Data entries:
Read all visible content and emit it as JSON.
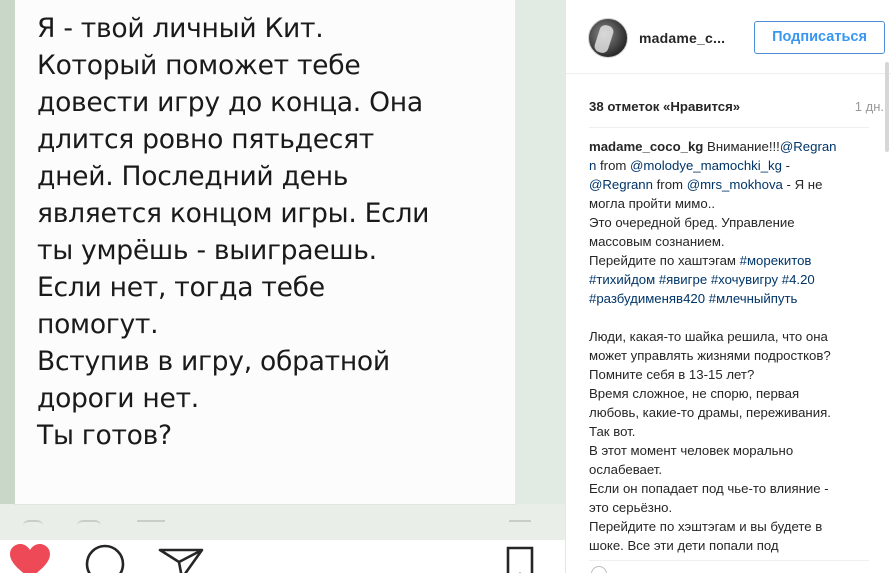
{
  "photo": {
    "lines": [
      "Я - твой личный Кит.",
      "Который поможет тебе",
      "довести игру до конца. Она",
      "длится ровно пятьдесят",
      "дней. Последний день",
      "является концом игры. Если",
      "ты умрёшь - выиграешь.",
      "Если нет, тогда тебе",
      "помогут.",
      "Вступив в игру, обратной",
      "дороги нет.",
      "Ты готов?"
    ]
  },
  "actions": {
    "like_icon": "heart-filled-icon",
    "comment_icon": "comment-icon",
    "share_icon": "send-icon",
    "save_icon": "bookmark-icon",
    "like_color": "#ed4956"
  },
  "header": {
    "username": "madame_c...",
    "follow_label": "Подписаться"
  },
  "post": {
    "likes": "38 отметок «Нравится»",
    "time": "1 дн."
  },
  "caption": {
    "l1_user": "madame_coco_kg",
    "l1_text": " Внимание!!!",
    "l1_mention": "@Regran",
    "l2_mention": "n",
    "l2_from": " from ",
    "l2_mention2": "@molodye_mamochki_kg",
    "l2_end": " -",
    "l3_mention": "@Regrann",
    "l3_from": " from ",
    "l3_mention2": "@mrs_mokhova",
    "l3_end": " - Я не",
    "l4": "могла пройти мимо..",
    "l5": "Это очередной бред. Управление",
    "l6": "массовым сознанием.",
    "l7_text": "Перейдите по хаштэгам ",
    "l7_tag": "#морекитов",
    "l8": "#тихийдом #явигре #хочувигру #4.20",
    "l9": "#разбудименяв420 #млечныйпуть",
    "l10": "Люди, какая-то шайка решила, что она",
    "l11": "может управлять жизнями подростков?",
    "l12": "Помните себя в 13-15 лет?",
    "l13": "Время сложное, не спорю, первая",
    "l14": "любовь, какие-то драмы, переживания.",
    "l15": "Так вот.",
    "l16": "В этот момент человек морально",
    "l17": "ослабевает.",
    "l18": "Если он попадает под чье-то влияние -",
    "l19": "это серьёзно.",
    "l20": "Перейдите по хэштэгам и вы будете в",
    "l21": "шоке. Все эти дети попали под"
  }
}
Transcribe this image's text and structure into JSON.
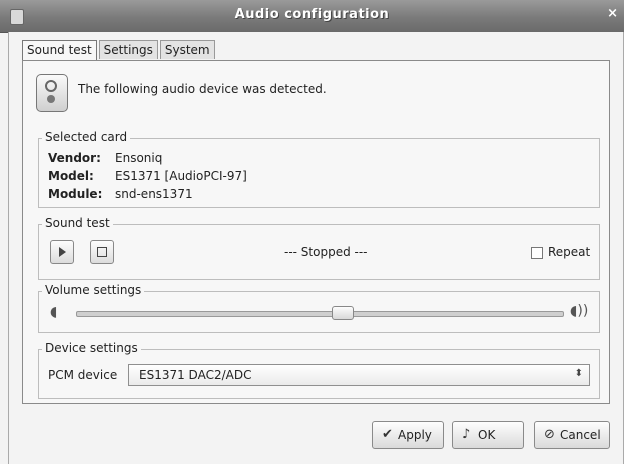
{
  "window": {
    "title": "Audio configuration"
  },
  "tabs": [
    {
      "label": "Sound test",
      "active": true
    },
    {
      "label": "Settings"
    },
    {
      "label": "System"
    }
  ],
  "detect": {
    "icon": "speaker-icon",
    "text": "The following audio device was detected."
  },
  "selected_card": {
    "label": "Selected card",
    "vendor_key": "Vendor:",
    "vendor_val": "Ensoniq",
    "model_key": "Model:",
    "model_val": "ES1371 [AudioPCI-97]",
    "module_key": "Module:",
    "module_val": "snd-ens1371"
  },
  "sound_test": {
    "label": "Sound test",
    "status": "--- Stopped ---",
    "repeat_label": "Repeat",
    "repeat_checked": false
  },
  "volume": {
    "label": "Volume settings",
    "level": 0.55
  },
  "device": {
    "label": "Device settings",
    "pcm_label": "PCM device",
    "pcm_value": "ES1371 DAC2/ADC"
  },
  "buttons": {
    "apply": "Apply",
    "ok": "OK",
    "cancel": "Cancel"
  }
}
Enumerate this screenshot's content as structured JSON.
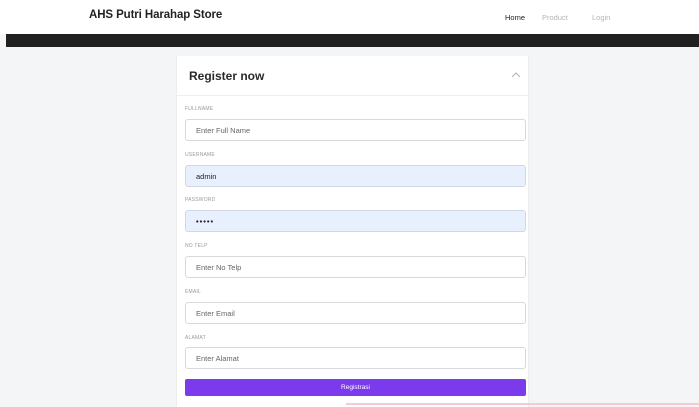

### Stated problem:
Images should not appear in the copy; retype the listing above exactly.

### Solution to this problem:
Read all visible content and emit it as JSON.
{
  "photo": {
    "lines": [
      "Я - твой личный Кит.",
      "Который поможет тебе",
      "довести игру до конца. Она",
      "длится ровно пятьдесят",
      "дней. Последний день",
      "является концом игры. Если",
      "ты умрёшь - выиграешь.",
      "Если нет, тогда тебе",
      "помогут.",
      "Вступив в игру, обратной",
      "дороги нет.",
      "Ты готов?"
    ]
  },
  "actions": {
    "like_icon": "heart-filled-icon",
    "comment_icon": "comment-icon",
    "share_icon": "send-icon",
    "save_icon": "bookmark-icon",
    "like_color": "#ed4956"
  },
  "header": {
    "username": "madame_c...",
    "follow_label": "Подписаться"
  },
  "post": {
    "likes": "38 отметок «Нравится»",
    "time": "1 дн."
  },
  "caption": {
    "l1_user": "madame_coco_kg",
    "l1_text": " Внимание!!!",
    "l1_mention": "@Regran",
    "l2_mention": "n",
    "l2_from": " from ",
    "l2_mention2": "@molodye_mamochki_kg",
    "l2_end": " -",
    "l3_mention": "@Regrann",
    "l3_from": " from ",
    "l3_mention2": "@mrs_mokhova",
    "l3_end": " - Я не",
    "l4": "могла пройти мимо..",
    "l5": "Это очередной бред. Управление",
    "l6": "массовым сознанием.",
    "l7_text": "Перейдите по хаштэгам ",
    "l7_tag": "#морекитов",
    "l8": "#тихийдом #явигре #хочувигру #4.20",
    "l9": "#разбудименяв420 #млечныйпуть",
    "l10": "Люди, какая-то шайка решила, что она",
    "l11": "может управлять жизнями подростков?",
    "l12": "Помните себя в 13-15 лет?",
    "l13": "Время сложное, не спорю, первая",
    "l14": "любовь, какие-то драмы, переживания.",
    "l15": "Так вот.",
    "l16": "В этот момент человек морально",
    "l17": "ослабевает.",
    "l18": "Если он попадает под чье-то влияние -",
    "l19": "это серьёзно.",
    "l20": "Перейдите по хэштэгам и вы будете в",
    "l21": "шоке. Все эти дети попали под"
  }
}
Transcribe this image's text and structure into JSON.
{
  "window": {
    "title": "Audio configuration"
  },
  "tabs": [
    {
      "label": "Sound test",
      "active": true
    },
    {
      "label": "Settings"
    },
    {
      "label": "System"
    }
  ],
  "detect": {
    "icon": "speaker-icon",
    "text": "The following audio device was detected."
  },
  "selected_card": {
    "label": "Selected card",
    "vendor_key": "Vendor:",
    "vendor_val": "Ensoniq",
    "model_key": "Model:",
    "model_val": "ES1371 [AudioPCI-97]",
    "module_key": "Module:",
    "module_val": "snd-ens1371"
  },
  "sound_test": {
    "label": "Sound test",
    "status": "--- Stopped ---",
    "repeat_label": "Repeat",
    "repeat_checked": false
  },
  "volume": {
    "label": "Volume settings",
    "level": 0.55
  },
  "device": {
    "label": "Device settings",
    "pcm_label": "PCM device",
    "pcm_value": "ES1371 DAC2/ADC"
  },
  "buttons": {
    "apply": "Apply",
    "ok": "OK",
    "cancel": "Cancel"
  }
}
Enumerate this screenshot's content as structured JSON.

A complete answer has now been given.